TASK DIRECTIONS: Take the records underneath and set them down exactly.

--- start MATERIAL FOR THIS TASK ---

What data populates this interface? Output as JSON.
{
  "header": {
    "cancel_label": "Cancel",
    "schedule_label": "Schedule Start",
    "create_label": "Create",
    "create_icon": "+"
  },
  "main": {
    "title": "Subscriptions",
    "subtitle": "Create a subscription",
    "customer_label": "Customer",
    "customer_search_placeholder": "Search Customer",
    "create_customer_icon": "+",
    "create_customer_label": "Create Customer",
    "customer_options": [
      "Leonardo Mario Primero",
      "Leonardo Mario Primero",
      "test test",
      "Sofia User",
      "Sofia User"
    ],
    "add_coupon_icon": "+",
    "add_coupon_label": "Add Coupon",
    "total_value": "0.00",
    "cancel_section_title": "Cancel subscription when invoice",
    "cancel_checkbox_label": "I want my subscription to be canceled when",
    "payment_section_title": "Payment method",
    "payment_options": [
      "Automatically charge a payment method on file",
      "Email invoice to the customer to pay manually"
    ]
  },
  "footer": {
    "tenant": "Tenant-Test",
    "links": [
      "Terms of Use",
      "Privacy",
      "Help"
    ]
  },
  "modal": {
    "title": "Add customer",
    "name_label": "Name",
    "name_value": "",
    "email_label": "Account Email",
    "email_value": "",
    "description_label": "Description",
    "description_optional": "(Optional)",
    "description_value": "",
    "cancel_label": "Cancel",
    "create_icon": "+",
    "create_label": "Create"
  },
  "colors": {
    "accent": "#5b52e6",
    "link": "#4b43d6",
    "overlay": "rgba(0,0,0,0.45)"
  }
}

--- end MATERIAL FOR THIS TASK ---

RESULT OF THE TASK:
What data populates this interface? Output as JSON.
{
  "header": {
    "cancel_label": "Cancel",
    "schedule_label": "Schedule Start",
    "create_label": "Create",
    "create_icon": "+"
  },
  "main": {
    "title": "Subscriptions",
    "subtitle": "Create a subscription",
    "customer_label": "Customer",
    "customer_search_placeholder": "Search Customer",
    "create_customer_icon": "+",
    "create_customer_label": "Create Customer",
    "customer_options": [
      "Leonardo Mario Primero",
      "Leonardo Mario Primero",
      "test test",
      "Sofia User",
      "Sofia User"
    ],
    "add_coupon_icon": "+",
    "add_coupon_label": "Add Coupon",
    "total_value": "0.00",
    "cancel_section_title": "Cancel subscription when invoice",
    "cancel_checkbox_label": "I want my subscription to be canceled when",
    "payment_section_title": "Payment method",
    "payment_options": [
      "Automatically charge a payment method on file",
      "Email invoice to the customer to pay manually"
    ]
  },
  "footer": {
    "tenant": "Tenant-Test",
    "links": [
      "Terms of Use",
      "Privacy",
      "Help"
    ]
  },
  "modal": {
    "title": "Add customer",
    "name_label": "Name",
    "name_value": "",
    "email_label": "Account Email",
    "email_value": "",
    "description_label": "Description",
    "description_optional": "(Optional)",
    "description_value": "",
    "cancel_label": "Cancel",
    "create_icon": "+",
    "create_label": "Create"
  },
  "colors": {
    "accent": "#5b52e6",
    "link": "#4b43d6",
    "overlay": "rgba(0,0,0,0.45)"
  }
}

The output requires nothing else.